Items from a figure collection
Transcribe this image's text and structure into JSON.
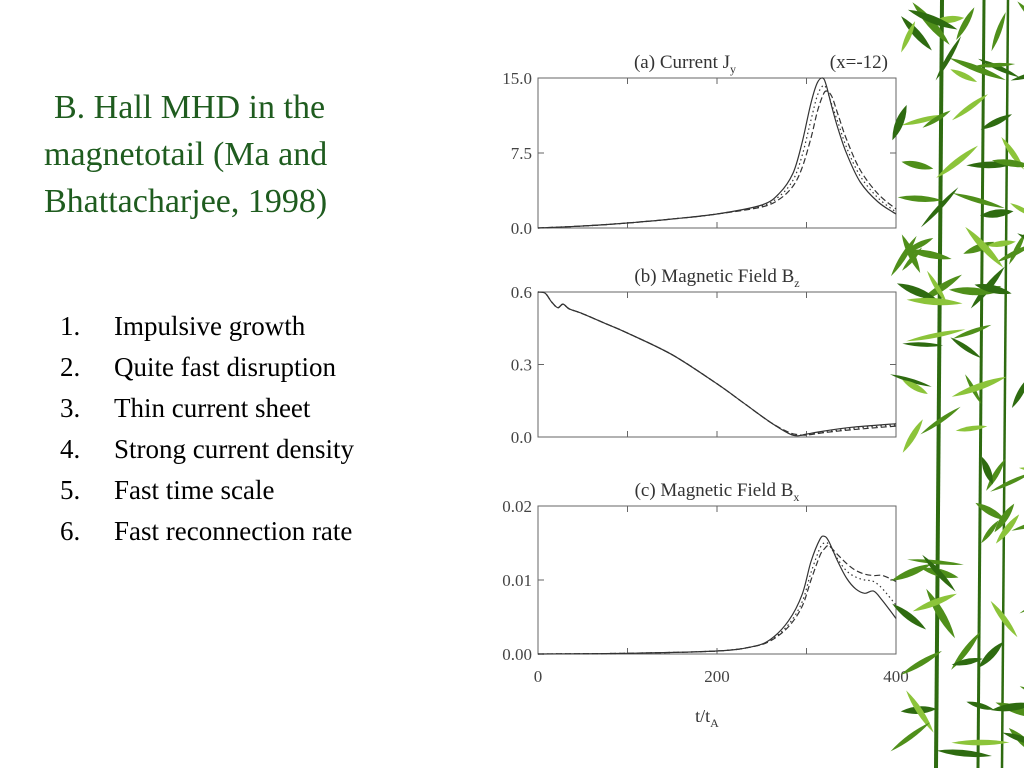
{
  "slide": {
    "title_lines": [
      "B. Hall MHD in the",
      "magnetotail (Ma and",
      "Bhattacharjee, 1998)"
    ],
    "bullets": [
      {
        "num": "1.",
        "text": "Impulsive growth"
      },
      {
        "num": "2.",
        "text": "Quite fast disruption"
      },
      {
        "num": "3.",
        "text": "Thin current sheet"
      },
      {
        "num": "4.",
        "text": "Strong current density"
      },
      {
        "num": "5.",
        "text": "Fast time scale"
      },
      {
        "num": "6.",
        "text": "Fast reconnection rate"
      }
    ]
  },
  "colors": {
    "title": "#1f5c1f",
    "bamboo_dark": "#2e6b10",
    "bamboo_mid": "#4f8f1a",
    "bamboo_light": "#8cc43a",
    "plot_line": "#333333"
  },
  "chart_data": [
    {
      "type": "line",
      "title": "(a) Current J",
      "title_sub": "y",
      "annotation": "(x=-12)",
      "x": [
        0,
        50,
        100,
        150,
        200,
        250,
        270,
        285,
        295,
        305,
        312,
        318,
        322,
        328,
        335,
        345,
        360,
        380,
        400
      ],
      "series": [
        {
          "dash": "solid",
          "values": [
            0,
            0.2,
            0.5,
            0.9,
            1.4,
            2.3,
            3.5,
            5.5,
            8.5,
            12.5,
            14.5,
            15.0,
            14.3,
            12.2,
            10.0,
            7.4,
            4.6,
            2.6,
            1.4
          ]
        },
        {
          "dash": "dotted",
          "values": [
            0,
            0.2,
            0.5,
            0.9,
            1.4,
            2.2,
            3.2,
            4.8,
            7.2,
            10.8,
            13.2,
            14.2,
            14.0,
            12.4,
            10.6,
            8.0,
            5.2,
            3.0,
            1.6
          ]
        },
        {
          "dash": "dashed",
          "values": [
            0,
            0.2,
            0.5,
            0.9,
            1.4,
            2.1,
            2.9,
            4.2,
            6.0,
            9.0,
            11.6,
            13.2,
            13.7,
            13.2,
            11.4,
            8.8,
            5.8,
            3.4,
            1.9
          ]
        }
      ],
      "ylim": [
        0,
        15
      ],
      "xlim": [
        0,
        400
      ],
      "yticks": [
        "0.0",
        "7.5",
        "15.0"
      ],
      "ytick_values": [
        0,
        7.5,
        15
      ]
    },
    {
      "type": "line",
      "title": "(b) Magnetic Field B",
      "title_sub": "z",
      "annotation": "",
      "x": [
        0,
        8,
        15,
        22,
        28,
        35,
        50,
        75,
        100,
        150,
        200,
        230,
        260,
        280,
        290,
        300,
        320,
        350,
        400
      ],
      "series": [
        {
          "dash": "solid",
          "values": [
            0.6,
            0.595,
            0.56,
            0.535,
            0.55,
            0.53,
            0.51,
            0.47,
            0.43,
            0.34,
            0.22,
            0.14,
            0.06,
            0.015,
            0.005,
            0.012,
            0.025,
            0.04,
            0.055
          ]
        },
        {
          "dash": "dotted",
          "values": [
            0.6,
            0.595,
            0.56,
            0.535,
            0.55,
            0.53,
            0.51,
            0.47,
            0.43,
            0.34,
            0.22,
            0.14,
            0.06,
            0.017,
            0.008,
            0.01,
            0.02,
            0.035,
            0.05
          ]
        },
        {
          "dash": "dashed",
          "values": [
            0.6,
            0.595,
            0.56,
            0.535,
            0.55,
            0.53,
            0.51,
            0.47,
            0.43,
            0.34,
            0.22,
            0.14,
            0.06,
            0.02,
            0.01,
            0.008,
            0.018,
            0.03,
            0.045
          ]
        }
      ],
      "ylim": [
        0,
        0.6
      ],
      "xlim": [
        0,
        400
      ],
      "yticks": [
        "0.0",
        "0.3",
        "0.6"
      ],
      "ytick_values": [
        0,
        0.3,
        0.6
      ]
    },
    {
      "type": "line",
      "title": "(c) Magnetic Field B",
      "title_sub": "x",
      "annotation": "",
      "x": [
        0,
        100,
        200,
        240,
        260,
        280,
        295,
        305,
        315,
        320,
        325,
        335,
        345,
        355,
        365,
        375,
        385,
        400
      ],
      "series": [
        {
          "dash": "solid",
          "values": [
            0,
            0.0001,
            0.0004,
            0.001,
            0.002,
            0.0045,
            0.008,
            0.0125,
            0.0155,
            0.0159,
            0.0152,
            0.0125,
            0.0102,
            0.0088,
            0.0082,
            0.0085,
            0.0072,
            0.0048
          ]
        },
        {
          "dash": "dotted",
          "values": [
            0,
            0.0001,
            0.0004,
            0.001,
            0.0019,
            0.004,
            0.007,
            0.011,
            0.0143,
            0.015,
            0.0148,
            0.0128,
            0.0112,
            0.0104,
            0.01,
            0.0098,
            0.0088,
            0.0066
          ]
        },
        {
          "dash": "dashed",
          "values": [
            0,
            0.0001,
            0.0004,
            0.001,
            0.0018,
            0.0037,
            0.0064,
            0.01,
            0.0133,
            0.0142,
            0.0146,
            0.0134,
            0.0122,
            0.0113,
            0.0108,
            0.0106,
            0.0106,
            0.0098
          ]
        }
      ],
      "ylim": [
        0,
        0.02
      ],
      "xlim": [
        0,
        400
      ],
      "yticks": [
        "0.00",
        "0.01",
        "0.02"
      ],
      "ytick_values": [
        0,
        0.01,
        0.02
      ],
      "xticks": [
        "0",
        "200",
        "400"
      ],
      "xtick_values": [
        0,
        200,
        400
      ],
      "xlabel": "t/t",
      "xlabel_sub": "A"
    }
  ]
}
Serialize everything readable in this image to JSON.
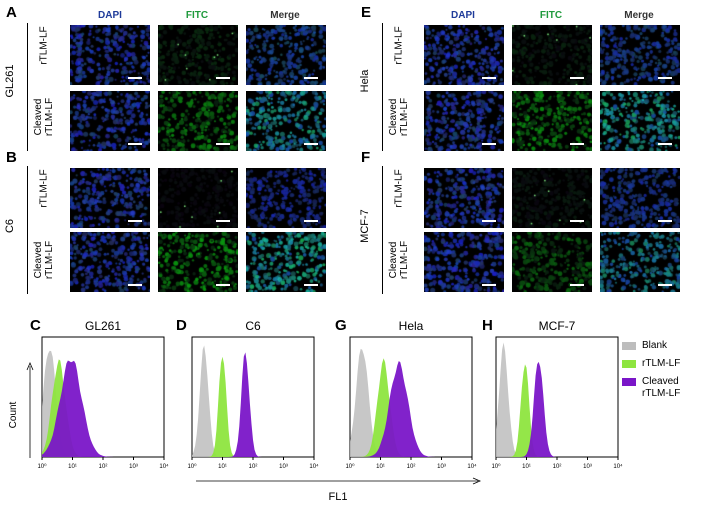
{
  "figure": {
    "columns": [
      "DAPI",
      "FITC",
      "Merge"
    ],
    "column_colors": {
      "DAPI": "#1f3b9a",
      "FITC": "#1f9a3c",
      "Merge": "#333333"
    },
    "row_labels": {
      "untreated": "rTLM-LF",
      "cleaved": "Cleaved\nrTLM-LF"
    },
    "microscopy_panels": [
      {
        "letter": "A",
        "cell_line": "GL261"
      },
      {
        "letter": "B",
        "cell_line": "C6"
      },
      {
        "letter": "E",
        "cell_line": "Hela"
      },
      {
        "letter": "F",
        "cell_line": "MCF-7"
      }
    ],
    "fitc_intensity": {
      "GL261": {
        "untreated": 0.25,
        "cleaved": 0.7
      },
      "C6": {
        "untreated": 0.08,
        "cleaved": 0.8
      },
      "Hela": {
        "untreated": 0.2,
        "cleaved": 0.75
      },
      "MCF-7": {
        "untreated": 0.15,
        "cleaved": 0.55
      }
    }
  },
  "chart_data": {
    "type": "area",
    "x_scale": "log10",
    "xlim_log10": [
      0,
      4
    ],
    "ylabel": "Count",
    "xlabel": "FL1",
    "tick_labels": [
      "10⁰",
      "10¹",
      "10²",
      "10³",
      "10⁴"
    ],
    "legend": [
      {
        "name": "Blank",
        "color": "#bdbdbd"
      },
      {
        "name": "rTLM-LF",
        "color": "#8ee53f"
      },
      {
        "name": "Cleaved\nrTLM-LF",
        "color": "#7a16c8"
      }
    ],
    "panels": [
      {
        "letter": "C",
        "title": "GL261",
        "series": [
          {
            "name": "Blank",
            "center_log10": 0.25,
            "width": 0.2,
            "height": 0.95
          },
          {
            "name": "rTLM-LF",
            "center_log10": 0.55,
            "width": 0.22,
            "height": 0.82
          },
          {
            "name": "Cleaved rTLM-LF",
            "center_log10": 0.95,
            "width": 0.35,
            "height": 0.85
          }
        ]
      },
      {
        "letter": "D",
        "title": "C6",
        "series": [
          {
            "name": "Blank",
            "center_log10": 0.4,
            "width": 0.14,
            "height": 0.95
          },
          {
            "name": "rTLM-LF",
            "center_log10": 1.0,
            "width": 0.12,
            "height": 0.9
          },
          {
            "name": "Cleaved rTLM-LF",
            "center_log10": 1.75,
            "width": 0.13,
            "height": 0.9
          }
        ]
      },
      {
        "letter": "G",
        "title": "Hela",
        "series": [
          {
            "name": "Blank",
            "center_log10": 0.4,
            "width": 0.2,
            "height": 0.95
          },
          {
            "name": "rTLM-LF",
            "center_log10": 1.1,
            "width": 0.2,
            "height": 0.82
          },
          {
            "name": "Cleaved rTLM-LF",
            "center_log10": 1.6,
            "width": 0.3,
            "height": 0.8
          }
        ]
      },
      {
        "letter": "H",
        "title": "MCF-7",
        "series": [
          {
            "name": "Blank",
            "center_log10": 0.25,
            "width": 0.15,
            "height": 0.95
          },
          {
            "name": "rTLM-LF",
            "center_log10": 0.95,
            "width": 0.13,
            "height": 0.82
          },
          {
            "name": "Cleaved rTLM-LF",
            "center_log10": 1.4,
            "width": 0.15,
            "height": 0.85
          }
        ]
      }
    ]
  }
}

◆ **Work required**:
Provide solely the number of lines in the data that include the word "Magnetic".

◆ **Complete output**:
2